━━━━━ Given records ━━━━━

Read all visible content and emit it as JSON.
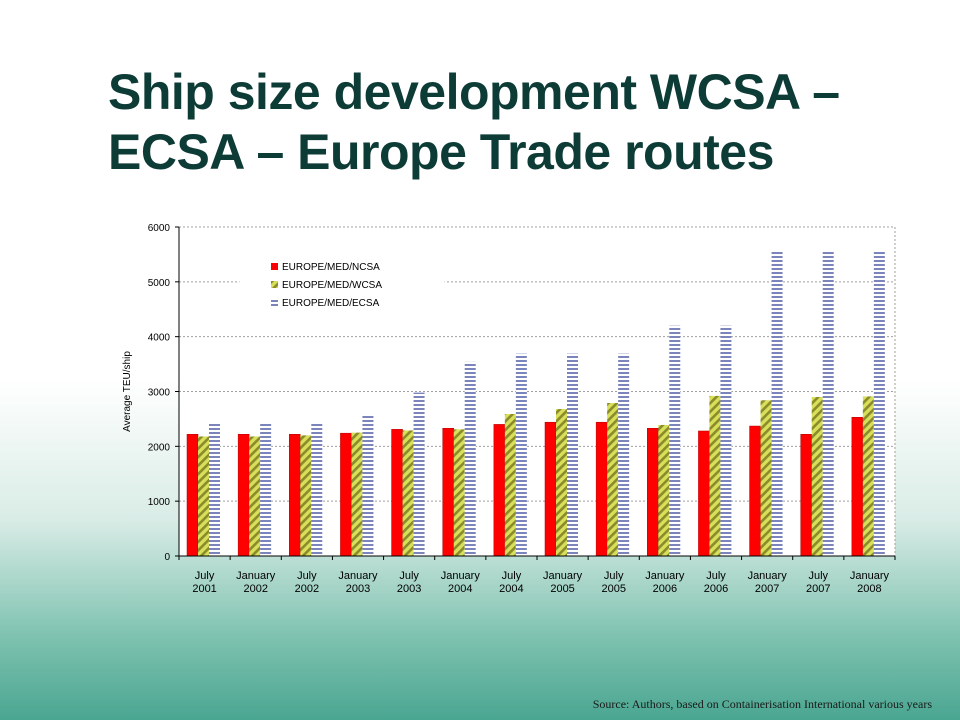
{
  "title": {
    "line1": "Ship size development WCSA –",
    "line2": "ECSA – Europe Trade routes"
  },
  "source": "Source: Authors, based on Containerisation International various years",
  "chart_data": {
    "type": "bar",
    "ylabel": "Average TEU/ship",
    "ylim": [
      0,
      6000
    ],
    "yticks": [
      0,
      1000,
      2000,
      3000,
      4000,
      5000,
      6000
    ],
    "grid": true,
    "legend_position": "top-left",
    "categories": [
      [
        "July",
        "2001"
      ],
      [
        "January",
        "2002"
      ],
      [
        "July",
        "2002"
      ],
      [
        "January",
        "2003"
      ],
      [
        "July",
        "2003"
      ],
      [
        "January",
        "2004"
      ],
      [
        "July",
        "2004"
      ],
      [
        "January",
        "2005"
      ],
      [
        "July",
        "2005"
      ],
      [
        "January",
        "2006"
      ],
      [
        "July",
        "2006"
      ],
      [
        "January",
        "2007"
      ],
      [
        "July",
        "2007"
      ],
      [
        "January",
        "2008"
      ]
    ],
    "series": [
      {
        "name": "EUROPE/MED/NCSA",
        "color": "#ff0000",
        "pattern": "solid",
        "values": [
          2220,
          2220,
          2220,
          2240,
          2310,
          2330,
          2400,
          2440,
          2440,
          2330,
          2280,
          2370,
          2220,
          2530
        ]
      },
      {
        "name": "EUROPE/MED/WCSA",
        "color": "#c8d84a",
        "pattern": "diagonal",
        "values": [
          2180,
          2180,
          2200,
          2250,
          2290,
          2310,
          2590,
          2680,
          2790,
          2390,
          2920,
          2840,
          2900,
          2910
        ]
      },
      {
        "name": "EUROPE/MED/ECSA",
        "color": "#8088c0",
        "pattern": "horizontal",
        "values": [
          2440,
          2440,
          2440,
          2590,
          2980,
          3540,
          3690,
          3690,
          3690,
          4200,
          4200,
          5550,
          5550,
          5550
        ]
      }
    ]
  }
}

━━━━━

Exercise objective: Select and copy each line from the data that includes the word "name".

Solution to the problem:
        "name": "EUROPE/MED/NCSA",
        "name": "EUROPE/MED/WCSA",
        "name": "EUROPE/MED/ECSA",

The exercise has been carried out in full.